## [Data extract]
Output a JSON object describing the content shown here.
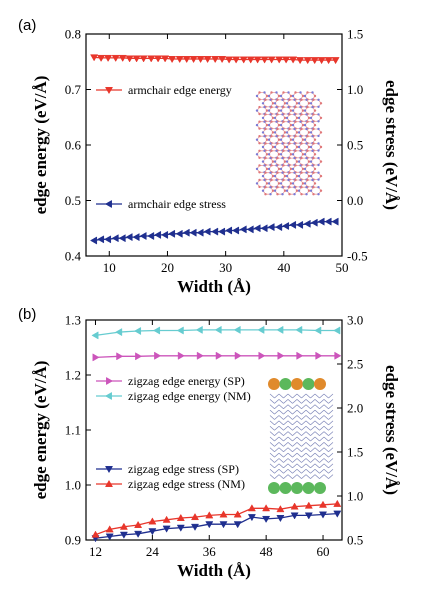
{
  "chart_data": [
    {
      "panel_label": "(a)",
      "type": "line",
      "xlabel": "Width (Å)",
      "ylabel": "edge energy (eV/Å)",
      "ylabel_right": "edge stress (eV/Å)",
      "xlim": [
        6,
        50
      ],
      "ylim": [
        0.4,
        0.8
      ],
      "ylim_right": [
        -0.5,
        1.5
      ],
      "xticks": [
        10,
        20,
        30,
        40,
        50
      ],
      "yticks": [
        0.4,
        0.5,
        0.6,
        0.7,
        0.8
      ],
      "yticks_right": [
        -0.5,
        0.0,
        0.5,
        1.0,
        1.5
      ],
      "xtick_labels": [
        "10",
        "20",
        "30",
        "40",
        "50"
      ],
      "ytick_labels": [
        "0.4",
        "0.5",
        "0.6",
        "0.7",
        "0.8"
      ],
      "ytick_labels_right": [
        "-0.5",
        "0.0",
        "0.5",
        "1.0",
        "1.5"
      ],
      "grid": false,
      "legend_position": "upper-left and lower-left",
      "inset": "armchair nanoribbon atomic structure",
      "series": [
        {
          "name": "armchair edge energy",
          "axis": "left",
          "color": "#e8362b",
          "marker": "triangle-down",
          "x": [
            7.4,
            8.6,
            9.8,
            11.1,
            12.3,
            13.5,
            14.7,
            15.9,
            17.2,
            18.4,
            19.6,
            20.8,
            22.1,
            23.3,
            24.5,
            25.7,
            26.9,
            28.2,
            29.4,
            30.6,
            31.8,
            33.1,
            34.3,
            35.5,
            36.7,
            37.9,
            39.2,
            40.4,
            41.6,
            42.8,
            44.1,
            45.3,
            46.5,
            47.7,
            48.9
          ],
          "y": [
            0.758,
            0.757,
            0.757,
            0.757,
            0.757,
            0.756,
            0.756,
            0.756,
            0.756,
            0.756,
            0.756,
            0.755,
            0.755,
            0.755,
            0.755,
            0.755,
            0.755,
            0.755,
            0.755,
            0.754,
            0.754,
            0.754,
            0.754,
            0.754,
            0.754,
            0.754,
            0.754,
            0.754,
            0.754,
            0.753,
            0.753,
            0.753,
            0.753,
            0.753,
            0.753
          ]
        },
        {
          "name": "armchair edge stress",
          "axis": "right",
          "color": "#1f2f8f",
          "marker": "triangle-left",
          "x": [
            7.4,
            8.6,
            9.8,
            11.1,
            12.3,
            13.5,
            14.7,
            15.9,
            17.2,
            18.4,
            19.6,
            20.8,
            22.1,
            23.3,
            24.5,
            25.7,
            26.9,
            28.2,
            29.4,
            30.6,
            31.8,
            33.1,
            34.3,
            35.5,
            36.7,
            37.9,
            39.2,
            40.4,
            41.6,
            42.8,
            44.1,
            45.3,
            46.5,
            47.7,
            48.9
          ],
          "y": [
            -0.36,
            -0.35,
            -0.35,
            -0.34,
            -0.34,
            -0.33,
            -0.33,
            -0.32,
            -0.32,
            -0.31,
            -0.31,
            -0.3,
            -0.3,
            -0.29,
            -0.29,
            -0.29,
            -0.28,
            -0.28,
            -0.28,
            -0.27,
            -0.27,
            -0.26,
            -0.26,
            -0.25,
            -0.25,
            -0.24,
            -0.24,
            -0.23,
            -0.22,
            -0.22,
            -0.21,
            -0.2,
            -0.19,
            -0.19,
            -0.19
          ]
        }
      ]
    },
    {
      "panel_label": "(b)",
      "type": "line",
      "xlabel": "Width (Å)",
      "ylabel": "edge energy (eV/Å)",
      "ylabel_right": "edge stress (eV/Å)",
      "xlim": [
        10,
        64
      ],
      "ylim": [
        0.9,
        1.3
      ],
      "ylim_right": [
        0.5,
        3.0
      ],
      "xticks": [
        12,
        24,
        36,
        48,
        60
      ],
      "yticks": [
        0.9,
        1.0,
        1.1,
        1.2,
        1.3
      ],
      "yticks_right": [
        0.5,
        1.0,
        1.5,
        2.0,
        2.5,
        3.0
      ],
      "xtick_labels": [
        "12",
        "24",
        "36",
        "48",
        "60"
      ],
      "ytick_labels": [
        "0.9",
        "1.0",
        "1.1",
        "1.2",
        "1.3"
      ],
      "ytick_labels_right": [
        "0.5",
        "1.0",
        "1.5",
        "2.0",
        "2.5",
        "3.0"
      ],
      "grid": false,
      "legend_position": "center-left",
      "inset": "zigzag nanoribbon atomic structure with spin density at edges",
      "series": [
        {
          "name": "zigzag edge energy (SP)",
          "axis": "left",
          "color": "#cc55bb",
          "marker": "triangle-right",
          "x": [
            12,
            17,
            21,
            25,
            30,
            34,
            38,
            42,
            47,
            51,
            55,
            59,
            63
          ],
          "y": [
            1.232,
            1.234,
            1.234,
            1.235,
            1.235,
            1.235,
            1.235,
            1.235,
            1.235,
            1.235,
            1.235,
            1.235,
            1.235
          ]
        },
        {
          "name": "zigzag edge energy (NM)",
          "axis": "left",
          "color": "#66ccd0",
          "marker": "triangle-left",
          "x": [
            12,
            17,
            21,
            25,
            30,
            34,
            38,
            42,
            47,
            51,
            55,
            59,
            63
          ],
          "y": [
            1.272,
            1.278,
            1.28,
            1.281,
            1.281,
            1.282,
            1.282,
            1.282,
            1.282,
            1.282,
            1.282,
            1.281,
            1.281
          ]
        },
        {
          "name": "zigzag edge stress (SP)",
          "axis": "right",
          "color": "#1f2f8f",
          "marker": "triangle-down",
          "x": [
            12,
            15,
            18,
            21,
            24,
            27,
            30,
            33,
            36,
            39,
            42,
            45,
            48,
            51,
            54,
            57,
            60,
            63
          ],
          "y": [
            0.52,
            0.54,
            0.56,
            0.57,
            0.6,
            0.63,
            0.64,
            0.65,
            0.68,
            0.68,
            0.68,
            0.76,
            0.74,
            0.75,
            0.78,
            0.78,
            0.79,
            0.8
          ]
        },
        {
          "name": "zigzag edge stress (NM)",
          "axis": "right",
          "color": "#e8362b",
          "marker": "triangle-up",
          "x": [
            12,
            15,
            18,
            21,
            24,
            27,
            30,
            33,
            36,
            39,
            42,
            45,
            48,
            51,
            54,
            57,
            60,
            63
          ],
          "y": [
            0.56,
            0.62,
            0.65,
            0.67,
            0.71,
            0.73,
            0.75,
            0.76,
            0.78,
            0.79,
            0.79,
            0.86,
            0.86,
            0.85,
            0.88,
            0.89,
            0.9,
            0.91
          ]
        }
      ]
    }
  ]
}
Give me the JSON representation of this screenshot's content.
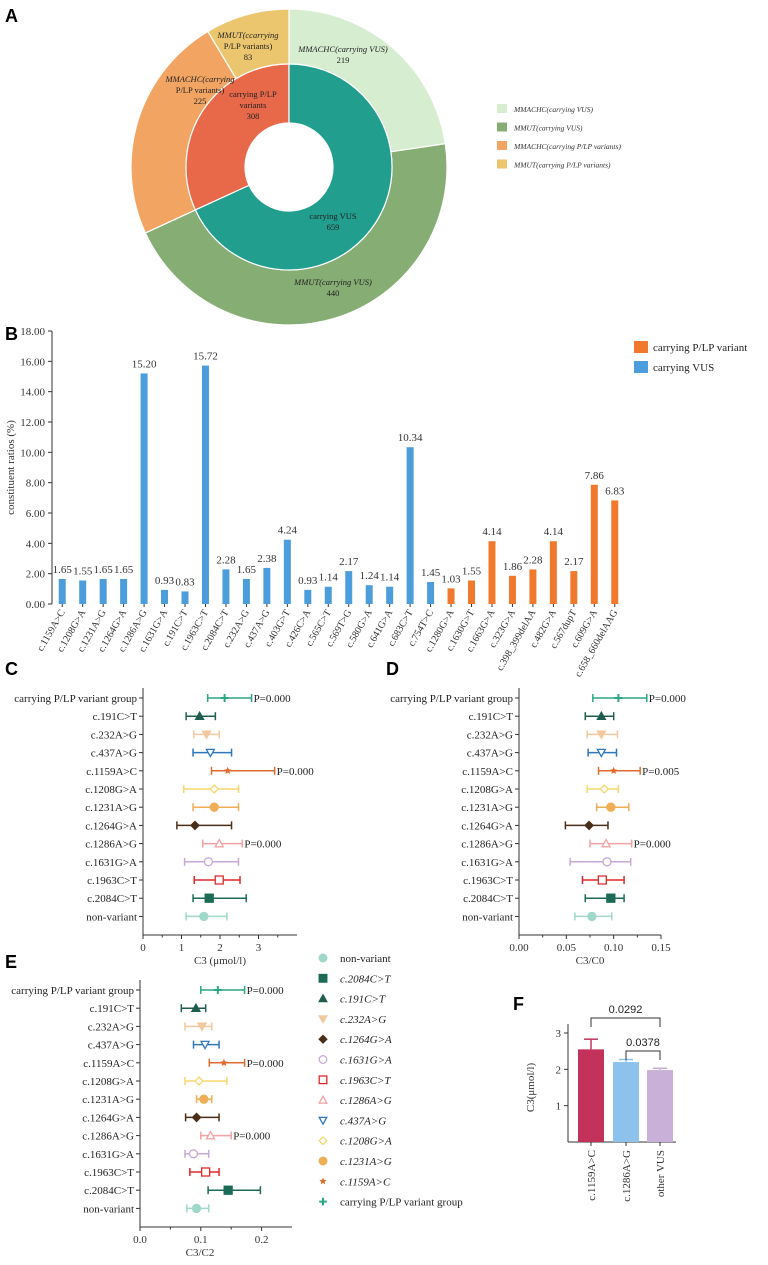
{
  "panels": {
    "a": "A",
    "b": "B",
    "c": "C",
    "d": "D",
    "e": "E",
    "f": "F"
  },
  "chart_data": [
    {
      "panel": "A",
      "type": "pie",
      "inner_ring": [
        {
          "label_lines": [
            "carrying P/LP",
            "variants",
            "308"
          ],
          "value": 308,
          "color": "#E8694A"
        },
        {
          "label_lines": [
            "carrying VUS",
            "659"
          ],
          "value": 659,
          "color": "#219E8E"
        }
      ],
      "outer_ring": [
        {
          "label_lines": [
            "MMACHC(carrying VUS)",
            "219"
          ],
          "value": 219,
          "color": "#D6EDD0"
        },
        {
          "label_lines": [
            "MMUT(carrying VUS)",
            "440"
          ],
          "value": 440,
          "color": "#86AD74"
        },
        {
          "label_lines": [
            "MMACHC(carrying",
            "P/LP variants)",
            "225"
          ],
          "value": 225,
          "color": "#F2A563"
        },
        {
          "label_lines": [
            "MMUT(ccarrying",
            "P/LP variants)",
            "83"
          ],
          "value": 83,
          "color": "#EBC66E"
        }
      ],
      "legend": [
        {
          "label": "MMACHC(carrying VUS)",
          "color": "#D6EDD0"
        },
        {
          "label": "MMUT(carrying VUS)",
          "color": "#86AD74"
        },
        {
          "label": "MMACHC(carrying P/LP variants)",
          "color": "#F2A563"
        },
        {
          "label": "MMUT(carrying P/LP variants)",
          "color": "#EBC66E"
        }
      ]
    },
    {
      "panel": "B",
      "type": "bar",
      "ylabel": "constituent ratios (%)",
      "ylim": [
        0,
        18
      ],
      "yticks": [
        "0.00",
        "2.00",
        "4.00",
        "6.00",
        "8.00",
        "10.00",
        "12.00",
        "14.00",
        "16.00",
        "18.00"
      ],
      "legend": [
        {
          "label": "carrying P/LP variant",
          "color": "#F0792D"
        },
        {
          "label": "carrying VUS",
          "color": "#4B9EDB"
        }
      ],
      "categories": [
        "c.1159A>C",
        "c.1208G>A",
        "c.1231A>G",
        "c.1264G>A",
        "c.1286A>G",
        "c.1631G>A",
        "c.191C>T",
        "c.1963C>T",
        "c.2084C>T",
        "c.232A>G",
        "c.437A>G",
        "c.403G>T",
        "c.426C>A",
        "c.565C>T",
        "c.569T>G",
        "c.580G>A",
        "c.641G>A",
        "c.683C>T",
        "c.754T>C",
        "c.1280G>A",
        "c.1630G>T",
        "c.1663G>A",
        "c.323G>A",
        "c.398_399delAA",
        "c.482G>A",
        "c.567dupT",
        "c.609G>A",
        "c.658_660delAAG"
      ],
      "values": [
        1.65,
        1.55,
        1.65,
        1.65,
        15.2,
        0.93,
        0.83,
        15.72,
        2.28,
        1.65,
        2.38,
        4.24,
        0.93,
        1.14,
        2.17,
        1.24,
        1.14,
        10.34,
        1.45,
        1.03,
        1.55,
        4.14,
        1.86,
        2.28,
        4.14,
        2.17,
        7.86,
        6.83
      ],
      "value_labels": [
        "1.65",
        "1.55",
        "1.65",
        "1.65",
        "15.20",
        "0.93",
        "0.83",
        "15.72",
        "2.28",
        "1.65",
        "2.38",
        "4.24",
        "0.93",
        "1.14",
        "2.17",
        "1.24",
        "1.14",
        "10.34",
        "1.45",
        "1.03",
        "1.55",
        "4.14",
        "1.86",
        "2.28",
        "4.14",
        "2.17",
        "7.86",
        "6.83"
      ],
      "groups": [
        "vus",
        "vus",
        "vus",
        "vus",
        "vus",
        "vus",
        "vus",
        "vus",
        "vus",
        "vus",
        "vus",
        "vus",
        "vus",
        "vus",
        "vus",
        "vus",
        "vus",
        "vus",
        "vus",
        "plp",
        "plp",
        "plp",
        "plp",
        "plp",
        "plp",
        "plp",
        "plp",
        "plp"
      ]
    },
    {
      "panel": "C",
      "type": "scatter",
      "xlabel": "C3 (μmol/l)",
      "xlim": [
        0,
        4
      ],
      "xticks": [
        "0",
        "1",
        "2",
        "3"
      ],
      "tick_values": [
        0,
        1,
        2,
        3
      ],
      "rows": [
        {
          "label": "carrying P/LP variant group",
          "mean": 2.12,
          "lo": 1.68,
          "hi": 2.82,
          "p": "P=0.000"
        },
        {
          "label": "c.191C>T",
          "mean": 1.47,
          "lo": 1.12,
          "hi": 1.88,
          "p": ""
        },
        {
          "label": "c.232A>G",
          "mean": 1.65,
          "lo": 1.32,
          "hi": 1.98,
          "p": ""
        },
        {
          "label": "c.437A>G",
          "mean": 1.75,
          "lo": 1.3,
          "hi": 2.3,
          "p": ""
        },
        {
          "label": "c.1159A>C",
          "mean": 2.2,
          "lo": 1.78,
          "hi": 3.42,
          "p": "P=0.000"
        },
        {
          "label": "c.1208G>A",
          "mean": 1.85,
          "lo": 1.06,
          "hi": 2.48,
          "p": ""
        },
        {
          "label": "c.1231A>G",
          "mean": 1.85,
          "lo": 1.3,
          "hi": 2.48,
          "p": ""
        },
        {
          "label": "c.1264G>A",
          "mean": 1.35,
          "lo": 0.88,
          "hi": 2.3,
          "p": ""
        },
        {
          "label": "c.1286A>G",
          "mean": 1.98,
          "lo": 1.55,
          "hi": 2.58,
          "p": "P=0.000"
        },
        {
          "label": "c.1631G>A",
          "mean": 1.7,
          "lo": 1.08,
          "hi": 2.48,
          "p": ""
        },
        {
          "label": "c.1963C>T",
          "mean": 1.98,
          "lo": 1.33,
          "hi": 2.52,
          "p": ""
        },
        {
          "label": "c.2084C>T",
          "mean": 1.72,
          "lo": 1.3,
          "hi": 2.68,
          "p": ""
        },
        {
          "label": "non-variant",
          "mean": 1.58,
          "lo": 1.12,
          "hi": 2.18,
          "p": ""
        }
      ]
    },
    {
      "panel": "D",
      "type": "scatter",
      "xlabel": "C3/C0",
      "xlim": [
        0,
        0.15
      ],
      "xticks": [
        "0.00",
        "0.05",
        "0.10",
        "0.15"
      ],
      "tick_values": [
        0,
        0.05,
        0.1,
        0.15
      ],
      "rows": [
        {
          "label": "carrying P/LP variant group",
          "mean": 0.105,
          "lo": 0.078,
          "hi": 0.135,
          "p": "P=0.000"
        },
        {
          "label": "c.191C>T",
          "mean": 0.087,
          "lo": 0.07,
          "hi": 0.1,
          "p": ""
        },
        {
          "label": "c.232A>G",
          "mean": 0.087,
          "lo": 0.072,
          "hi": 0.104,
          "p": ""
        },
        {
          "label": "c.437A>G",
          "mean": 0.087,
          "lo": 0.073,
          "hi": 0.103,
          "p": ""
        },
        {
          "label": "c.1159A>C",
          "mean": 0.1,
          "lo": 0.084,
          "hi": 0.128,
          "p": "P=0.005"
        },
        {
          "label": "c.1208G>A",
          "mean": 0.09,
          "lo": 0.072,
          "hi": 0.105,
          "p": ""
        },
        {
          "label": "c.1231A>G",
          "mean": 0.097,
          "lo": 0.082,
          "hi": 0.116,
          "p": ""
        },
        {
          "label": "c.1264G>A",
          "mean": 0.074,
          "lo": 0.049,
          "hi": 0.094,
          "p": ""
        },
        {
          "label": "c.1286A>G",
          "mean": 0.092,
          "lo": 0.075,
          "hi": 0.119,
          "p": "P=0.000"
        },
        {
          "label": "c.1631G>A",
          "mean": 0.093,
          "lo": 0.054,
          "hi": 0.118,
          "p": ""
        },
        {
          "label": "c.1963C>T",
          "mean": 0.088,
          "lo": 0.067,
          "hi": 0.111,
          "p": ""
        },
        {
          "label": "c.2084C>T",
          "mean": 0.097,
          "lo": 0.07,
          "hi": 0.111,
          "p": ""
        },
        {
          "label": "non-variant",
          "mean": 0.077,
          "lo": 0.059,
          "hi": 0.098,
          "p": ""
        }
      ]
    },
    {
      "panel": "E",
      "type": "scatter",
      "xlabel": "C3/C2",
      "xlim": [
        0,
        0.25
      ],
      "xticks": [
        "0.0",
        "0.1",
        "0.2"
      ],
      "tick_values": [
        0,
        0.1,
        0.2
      ],
      "rows": [
        {
          "label": "carrying P/LP variant group",
          "mean": 0.128,
          "lo": 0.1,
          "hi": 0.172,
          "p": "P=0.000"
        },
        {
          "label": "c.191C>T",
          "mean": 0.092,
          "lo": 0.068,
          "hi": 0.108,
          "p": ""
        },
        {
          "label": "c.232A>G",
          "mean": 0.102,
          "lo": 0.074,
          "hi": 0.118,
          "p": ""
        },
        {
          "label": "c.437A>G",
          "mean": 0.107,
          "lo": 0.088,
          "hi": 0.13,
          "p": ""
        },
        {
          "label": "c.1159A>C",
          "mean": 0.138,
          "lo": 0.114,
          "hi": 0.172,
          "p": "P=0.000"
        },
        {
          "label": "c.1208G>A",
          "mean": 0.097,
          "lo": 0.074,
          "hi": 0.143,
          "p": ""
        },
        {
          "label": "c.1231A>G",
          "mean": 0.105,
          "lo": 0.093,
          "hi": 0.118,
          "p": ""
        },
        {
          "label": "c.1264G>A",
          "mean": 0.093,
          "lo": 0.075,
          "hi": 0.13,
          "p": ""
        },
        {
          "label": "c.1286A>G",
          "mean": 0.116,
          "lo": 0.1,
          "hi": 0.15,
          "p": "P=0.000"
        },
        {
          "label": "c.1631G>A",
          "mean": 0.088,
          "lo": 0.074,
          "hi": 0.113,
          "p": ""
        },
        {
          "label": "c.1963C>T",
          "mean": 0.108,
          "lo": 0.082,
          "hi": 0.13,
          "p": ""
        },
        {
          "label": "c.2084C>T",
          "mean": 0.145,
          "lo": 0.112,
          "hi": 0.198,
          "p": ""
        },
        {
          "label": "non-variant",
          "mean": 0.093,
          "lo": 0.077,
          "hi": 0.113,
          "p": ""
        }
      ],
      "legend": [
        {
          "label": "non-variant",
          "italic": false
        },
        {
          "label": "c.2084C>T",
          "italic": true
        },
        {
          "label": "c.191C>T",
          "italic": true
        },
        {
          "label": "c.232A>G",
          "italic": true
        },
        {
          "label": "c.1264G>A",
          "italic": true
        },
        {
          "label": "c.1631G>A",
          "italic": true
        },
        {
          "label": "c.1963C>T",
          "italic": true
        },
        {
          "label": "c.1286A>G",
          "italic": true
        },
        {
          "label": "c.437A>G",
          "italic": true
        },
        {
          "label": "c.1208G>A",
          "italic": true
        },
        {
          "label": "c.1231A>G",
          "italic": true
        },
        {
          "label": "c.1159A>C",
          "italic": true
        },
        {
          "label": "carrying P/LP variant group",
          "italic": false
        }
      ]
    },
    {
      "panel": "F",
      "type": "bar",
      "ylabel": "C3(μmol/l)",
      "ylim": [
        0,
        3
      ],
      "yticks": [
        "1",
        "2",
        "3"
      ],
      "tick_values": [
        1,
        2,
        3
      ],
      "categories": [
        "c.1159A>C",
        "c.1286A>G",
        "other VUS"
      ],
      "values": [
        2.55,
        2.2,
        1.98
      ],
      "errors": [
        0.28,
        0.07,
        0.05
      ],
      "colors": [
        "#C2325A",
        "#8CC2EC",
        "#C9B0D9"
      ],
      "comparisons": [
        {
          "label": "0.0292",
          "from": 0,
          "to": 2
        },
        {
          "label": "0.0378",
          "from": 1,
          "to": 2
        }
      ]
    }
  ],
  "styles": {
    "row_colors": [
      "#2BA784",
      "#1F5E4E",
      "#F2C89E",
      "#2F78B9",
      "#E06A2E",
      "#F5D76E",
      "#EDAE55",
      "#4A2E18",
      "#F1A3A3",
      "#C8A8D6",
      "#E02828",
      "#1B6B56",
      "#9FD8C8"
    ],
    "row_markers": [
      "plus",
      "triangle",
      "tri-down",
      "tri-down-open",
      "star",
      "diamond-open",
      "circle",
      "diamond",
      "triangle-open",
      "circle-open",
      "square-open",
      "square",
      "circle"
    ],
    "legend_colors": [
      "#9FD8C8",
      "#1B6B56",
      "#1F5E4E",
      "#F2C89E",
      "#4A2E18",
      "#C8A8D6",
      "#E02828",
      "#F1A3A3",
      "#2F78B9",
      "#F5D76E",
      "#EDAE55",
      "#E06A2E",
      "#2BA784"
    ],
    "legend_markers": [
      "circle",
      "square",
      "triangle",
      "tri-down",
      "diamond",
      "circle-open",
      "square-open",
      "triangle-open",
      "tri-down-open",
      "diamond-open",
      "circle",
      "star",
      "plus"
    ]
  }
}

## [What the exercise asks]
From the records above, copy every line that holds the word "stress".

## [Solution to this exercise]
      "ylabel_right": "edge stress (eV/Å)",
          "name": "armchair edge stress",
      "ylabel_right": "edge stress (eV/Å)",
          "name": "zigzag edge stress (SP)",
          "name": "zigzag edge stress (NM)",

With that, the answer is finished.